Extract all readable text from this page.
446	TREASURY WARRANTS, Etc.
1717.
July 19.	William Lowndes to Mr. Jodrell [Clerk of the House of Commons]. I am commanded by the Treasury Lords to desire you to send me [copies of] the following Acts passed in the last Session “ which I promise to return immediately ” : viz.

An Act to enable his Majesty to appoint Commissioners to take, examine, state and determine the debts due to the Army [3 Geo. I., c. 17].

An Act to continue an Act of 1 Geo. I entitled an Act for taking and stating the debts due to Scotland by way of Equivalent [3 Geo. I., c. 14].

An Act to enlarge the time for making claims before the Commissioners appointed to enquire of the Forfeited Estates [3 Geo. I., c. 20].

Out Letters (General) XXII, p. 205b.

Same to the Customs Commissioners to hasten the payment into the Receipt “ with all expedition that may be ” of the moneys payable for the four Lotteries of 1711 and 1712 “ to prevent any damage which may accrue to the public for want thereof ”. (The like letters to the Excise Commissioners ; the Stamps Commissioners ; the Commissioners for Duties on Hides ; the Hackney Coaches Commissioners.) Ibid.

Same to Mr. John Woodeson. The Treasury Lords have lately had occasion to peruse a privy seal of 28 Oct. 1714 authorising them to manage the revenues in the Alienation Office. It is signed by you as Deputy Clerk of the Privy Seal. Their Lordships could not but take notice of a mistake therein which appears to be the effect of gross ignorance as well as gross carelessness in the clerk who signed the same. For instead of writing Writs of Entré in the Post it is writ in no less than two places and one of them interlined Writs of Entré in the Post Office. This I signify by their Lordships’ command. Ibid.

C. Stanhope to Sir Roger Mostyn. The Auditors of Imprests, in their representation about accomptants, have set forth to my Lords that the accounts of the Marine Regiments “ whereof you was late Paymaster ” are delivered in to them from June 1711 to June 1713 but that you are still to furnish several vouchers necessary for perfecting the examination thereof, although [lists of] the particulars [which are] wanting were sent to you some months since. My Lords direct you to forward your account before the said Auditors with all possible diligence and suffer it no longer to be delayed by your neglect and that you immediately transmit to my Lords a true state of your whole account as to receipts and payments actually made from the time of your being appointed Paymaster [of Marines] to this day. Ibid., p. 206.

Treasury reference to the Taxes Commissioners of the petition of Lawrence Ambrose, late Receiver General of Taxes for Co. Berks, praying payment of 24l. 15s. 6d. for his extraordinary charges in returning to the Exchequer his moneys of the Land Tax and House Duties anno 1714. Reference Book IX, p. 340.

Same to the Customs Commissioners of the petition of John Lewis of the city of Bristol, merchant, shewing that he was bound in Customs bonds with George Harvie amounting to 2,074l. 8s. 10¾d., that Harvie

┄┄┄┄┄┄

Request:
Restate every entry word for word.

Result for this task:
Extract all readable text from this page.
446	TREASURY WARRANTS, Etc.
1717.
July 19.	William Lowndes to Mr. Jodrell [Clerk of the House of Commons]. I am commanded by the Treasury Lords to desire you to send me [copies of] the following Acts passed in the last Session “ which I promise to return immediately ” : viz.

An Act to enable his Majesty to appoint Commissioners to take, examine, state and determine the debts due to the Army [3 Geo. I., c. 17].

An Act to continue an Act of 1 Geo. I entitled an Act for taking and stating the debts due to Scotland by way of Equivalent [3 Geo. I., c. 14].

An Act to enlarge the time for making claims before the Commissioners appointed to enquire of the Forfeited Estates [3 Geo. I., c. 20].

Out Letters (General) XXII, p. 205b.

Same to the Customs Commissioners to hasten the payment into the Receipt “ with all expedition that may be ” of the moneys payable for the four Lotteries of 1711 and 1712 “ to prevent any damage which may accrue to the public for want thereof ”. (The like letters to the Excise Commissioners ; the Stamps Commissioners ; the Commissioners for Duties on Hides ; the Hackney Coaches Commissioners.) Ibid.

Same to Mr. John Woodeson. The Treasury Lords have lately had occasion to peruse a privy seal of 28 Oct. 1714 authorising them to manage the revenues in the Alienation Office. It is signed by you as Deputy Clerk of the Privy Seal. Their Lordships could not but take notice of a mistake therein which appears to be the effect of gross ignorance as well as gross carelessness in the clerk who signed the same. For instead of writing Writs of Entré in the Post it is writ in no less than two places and one of them interlined Writs of Entré in the Post Office. This I signify by their Lordships’ command. Ibid.

C. Stanhope to Sir Roger Mostyn. The Auditors of Imprests, in their representation about accomptants, have set forth to my Lords that the accounts of the Marine Regiments “ whereof you was late Paymaster ” are delivered in to them from June 1711 to June 1713 but that you are still to furnish several vouchers necessary for perfecting the examination thereof, although [lists of] the particulars [which are] wanting were sent to you some months since. My Lords direct you to forward your account before the said Auditors with all possible diligence and suffer it no longer to be delayed by your neglect and that you immediately transmit to my Lords a true state of your whole account as to receipts and payments actually made from the time of your being appointed Paymaster [of Marines] to this day. Ibid., p. 206.

Treasury reference to the Taxes Commissioners of the petition of Lawrence Ambrose, late Receiver General of Taxes for Co. Berks, praying payment of 24l. 15s. 6d. for his extraordinary charges in returning to the Exchequer his moneys of the Land Tax and House Duties anno 1714. Reference Book IX, p. 340.

Same to the Customs Commissioners of the petition of John Lewis of the city of Bristol, merchant, shewing that he was bound in Customs bonds with George Harvie amounting to 2,074l. 8s. 10¾d., that Harvie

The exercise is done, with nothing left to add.